__Records__
============================================================
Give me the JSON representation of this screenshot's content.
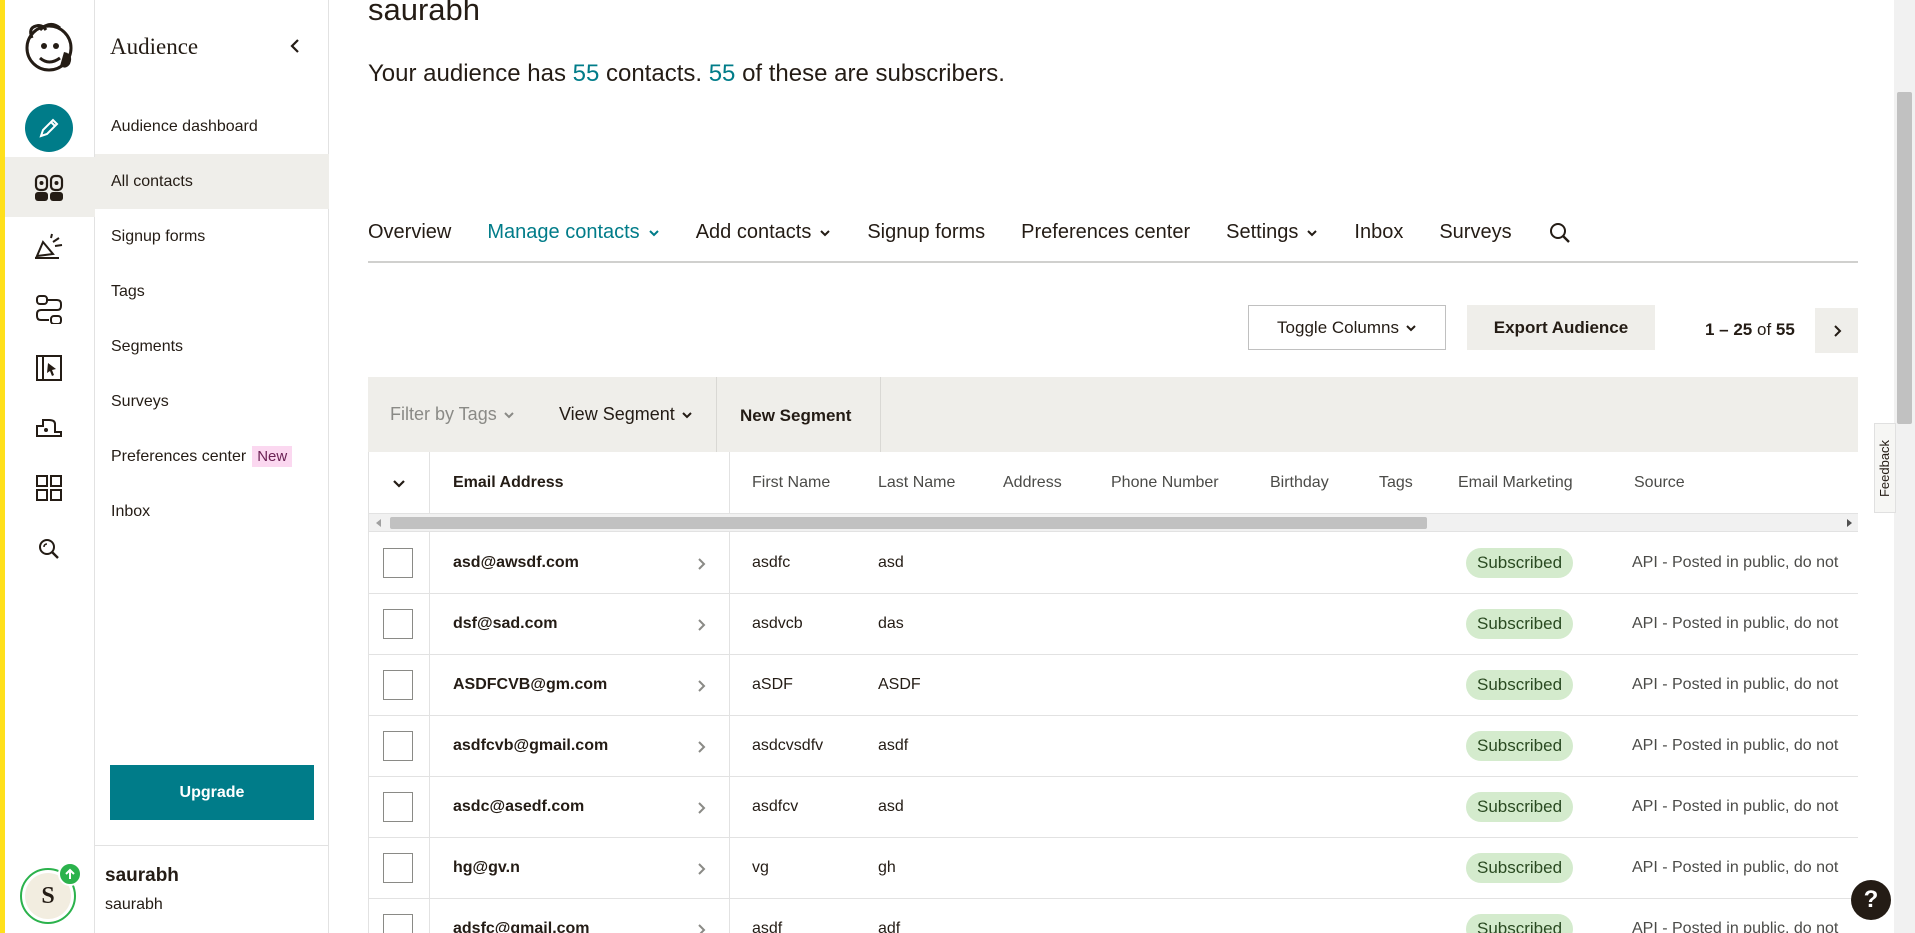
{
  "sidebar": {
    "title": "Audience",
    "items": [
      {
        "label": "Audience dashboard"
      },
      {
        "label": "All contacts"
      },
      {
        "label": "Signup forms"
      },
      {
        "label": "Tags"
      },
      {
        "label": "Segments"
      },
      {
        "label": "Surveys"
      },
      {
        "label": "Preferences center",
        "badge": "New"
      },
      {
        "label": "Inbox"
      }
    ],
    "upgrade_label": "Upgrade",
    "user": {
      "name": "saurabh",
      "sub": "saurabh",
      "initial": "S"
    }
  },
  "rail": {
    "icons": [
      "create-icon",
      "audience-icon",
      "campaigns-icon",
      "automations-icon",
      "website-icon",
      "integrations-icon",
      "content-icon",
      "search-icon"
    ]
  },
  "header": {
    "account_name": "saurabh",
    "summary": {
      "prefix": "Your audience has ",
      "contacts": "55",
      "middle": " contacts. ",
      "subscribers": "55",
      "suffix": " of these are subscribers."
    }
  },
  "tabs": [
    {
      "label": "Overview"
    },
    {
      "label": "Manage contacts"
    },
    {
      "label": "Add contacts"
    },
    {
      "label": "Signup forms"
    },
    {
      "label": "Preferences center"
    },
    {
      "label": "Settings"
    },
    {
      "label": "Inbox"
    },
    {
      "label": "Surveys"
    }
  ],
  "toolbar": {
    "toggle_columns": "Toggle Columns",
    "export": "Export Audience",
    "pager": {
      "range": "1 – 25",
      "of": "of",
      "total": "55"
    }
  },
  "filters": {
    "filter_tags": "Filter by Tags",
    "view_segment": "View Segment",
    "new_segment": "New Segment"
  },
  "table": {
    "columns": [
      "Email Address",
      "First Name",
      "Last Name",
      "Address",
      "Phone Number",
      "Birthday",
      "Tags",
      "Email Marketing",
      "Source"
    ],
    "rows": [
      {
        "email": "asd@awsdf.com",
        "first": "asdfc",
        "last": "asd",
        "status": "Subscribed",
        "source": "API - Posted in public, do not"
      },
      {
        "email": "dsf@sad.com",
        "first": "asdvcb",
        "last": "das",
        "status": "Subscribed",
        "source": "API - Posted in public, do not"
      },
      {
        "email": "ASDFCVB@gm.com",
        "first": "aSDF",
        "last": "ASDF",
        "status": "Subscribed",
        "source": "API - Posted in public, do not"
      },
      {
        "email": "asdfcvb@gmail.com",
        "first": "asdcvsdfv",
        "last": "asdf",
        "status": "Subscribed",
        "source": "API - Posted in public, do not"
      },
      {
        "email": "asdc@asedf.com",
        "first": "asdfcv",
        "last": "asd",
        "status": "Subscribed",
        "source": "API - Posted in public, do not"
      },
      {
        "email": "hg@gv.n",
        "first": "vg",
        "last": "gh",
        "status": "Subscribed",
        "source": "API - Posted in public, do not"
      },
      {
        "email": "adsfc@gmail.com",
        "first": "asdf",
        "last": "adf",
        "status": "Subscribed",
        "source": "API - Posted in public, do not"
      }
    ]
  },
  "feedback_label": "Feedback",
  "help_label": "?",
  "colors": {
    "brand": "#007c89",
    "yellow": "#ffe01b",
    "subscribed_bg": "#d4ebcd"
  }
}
============================================================
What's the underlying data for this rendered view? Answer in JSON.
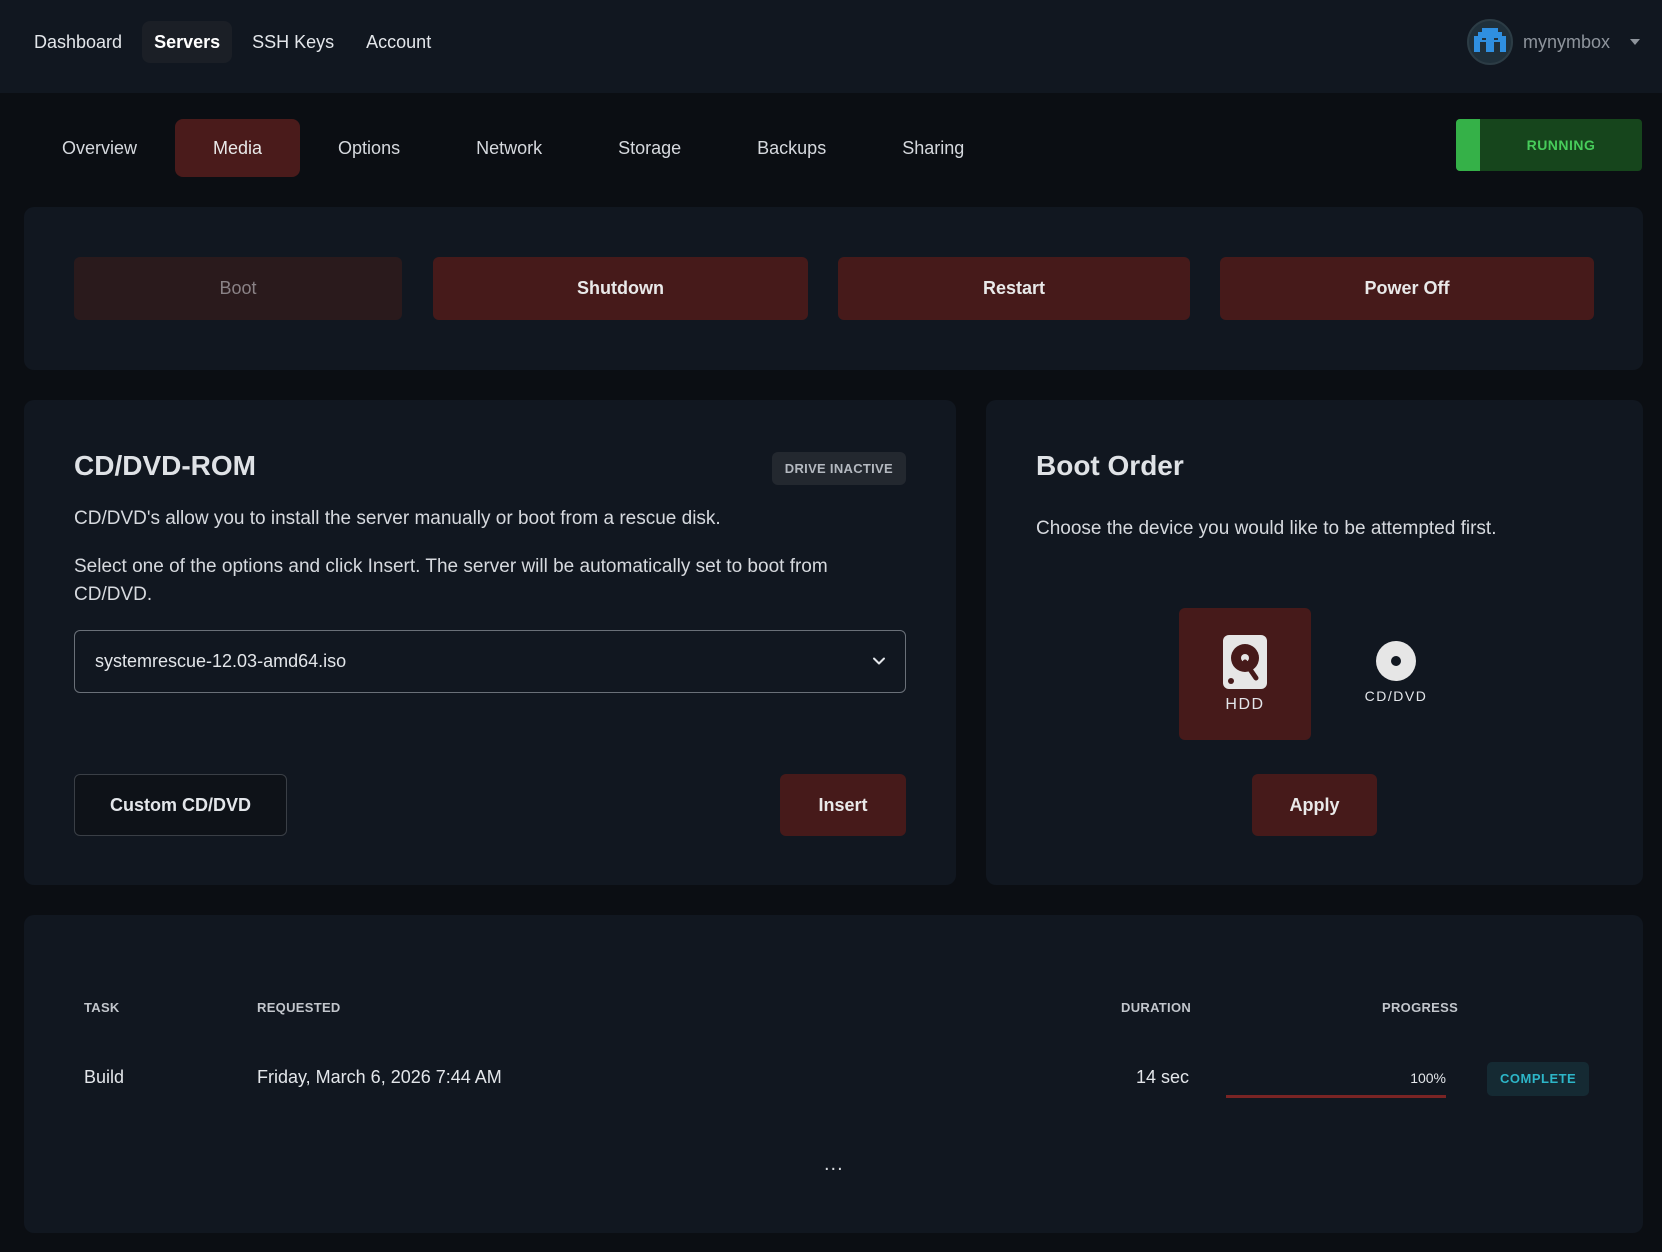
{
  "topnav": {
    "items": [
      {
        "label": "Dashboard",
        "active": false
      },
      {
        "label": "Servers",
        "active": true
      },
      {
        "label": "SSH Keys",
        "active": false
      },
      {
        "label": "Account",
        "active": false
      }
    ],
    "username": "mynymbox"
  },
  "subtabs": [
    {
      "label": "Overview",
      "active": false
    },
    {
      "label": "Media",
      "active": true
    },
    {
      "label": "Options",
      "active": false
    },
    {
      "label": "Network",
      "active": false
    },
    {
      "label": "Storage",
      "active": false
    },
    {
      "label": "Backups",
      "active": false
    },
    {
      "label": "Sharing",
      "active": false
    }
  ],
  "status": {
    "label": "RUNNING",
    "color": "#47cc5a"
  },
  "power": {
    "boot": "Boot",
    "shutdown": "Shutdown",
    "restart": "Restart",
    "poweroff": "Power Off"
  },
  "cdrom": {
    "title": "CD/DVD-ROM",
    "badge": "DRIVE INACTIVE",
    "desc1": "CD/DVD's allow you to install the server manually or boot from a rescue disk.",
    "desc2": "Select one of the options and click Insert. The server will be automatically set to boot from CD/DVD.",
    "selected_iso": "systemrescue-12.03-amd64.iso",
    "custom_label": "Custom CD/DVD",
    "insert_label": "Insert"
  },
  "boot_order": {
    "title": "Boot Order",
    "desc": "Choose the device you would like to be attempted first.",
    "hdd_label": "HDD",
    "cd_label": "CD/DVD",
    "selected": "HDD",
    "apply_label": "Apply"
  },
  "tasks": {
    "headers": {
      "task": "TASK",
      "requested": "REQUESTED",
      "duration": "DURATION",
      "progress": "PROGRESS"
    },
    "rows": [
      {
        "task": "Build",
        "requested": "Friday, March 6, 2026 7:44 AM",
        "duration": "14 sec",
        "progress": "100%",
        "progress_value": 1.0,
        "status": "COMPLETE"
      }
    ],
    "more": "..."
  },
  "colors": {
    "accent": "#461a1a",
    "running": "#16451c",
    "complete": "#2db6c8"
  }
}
============================================================
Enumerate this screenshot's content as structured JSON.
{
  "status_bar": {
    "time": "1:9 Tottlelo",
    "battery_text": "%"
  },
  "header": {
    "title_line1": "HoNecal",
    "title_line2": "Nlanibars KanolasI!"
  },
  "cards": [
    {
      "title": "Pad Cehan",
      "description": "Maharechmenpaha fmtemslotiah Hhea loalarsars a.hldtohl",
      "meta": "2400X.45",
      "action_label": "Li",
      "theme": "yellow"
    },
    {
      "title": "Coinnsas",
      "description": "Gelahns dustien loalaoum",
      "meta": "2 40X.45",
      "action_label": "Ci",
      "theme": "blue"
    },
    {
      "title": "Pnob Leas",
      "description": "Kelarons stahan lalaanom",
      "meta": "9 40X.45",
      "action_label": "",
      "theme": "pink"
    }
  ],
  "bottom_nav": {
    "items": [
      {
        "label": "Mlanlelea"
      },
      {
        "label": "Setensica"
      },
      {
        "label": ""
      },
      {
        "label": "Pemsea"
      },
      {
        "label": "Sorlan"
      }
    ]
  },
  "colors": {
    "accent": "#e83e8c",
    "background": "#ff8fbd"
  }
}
============================================================
__Objective__
Filter the entries and copy out every line with the word "from".

__Solution for this exercise__
    "desc1": "CD/DVD's allow you to install the server manually or boot from a rescue disk.",
    "desc2": "Select one of the options and click Insert. The server will be automatically set to boot from CD/DVD.",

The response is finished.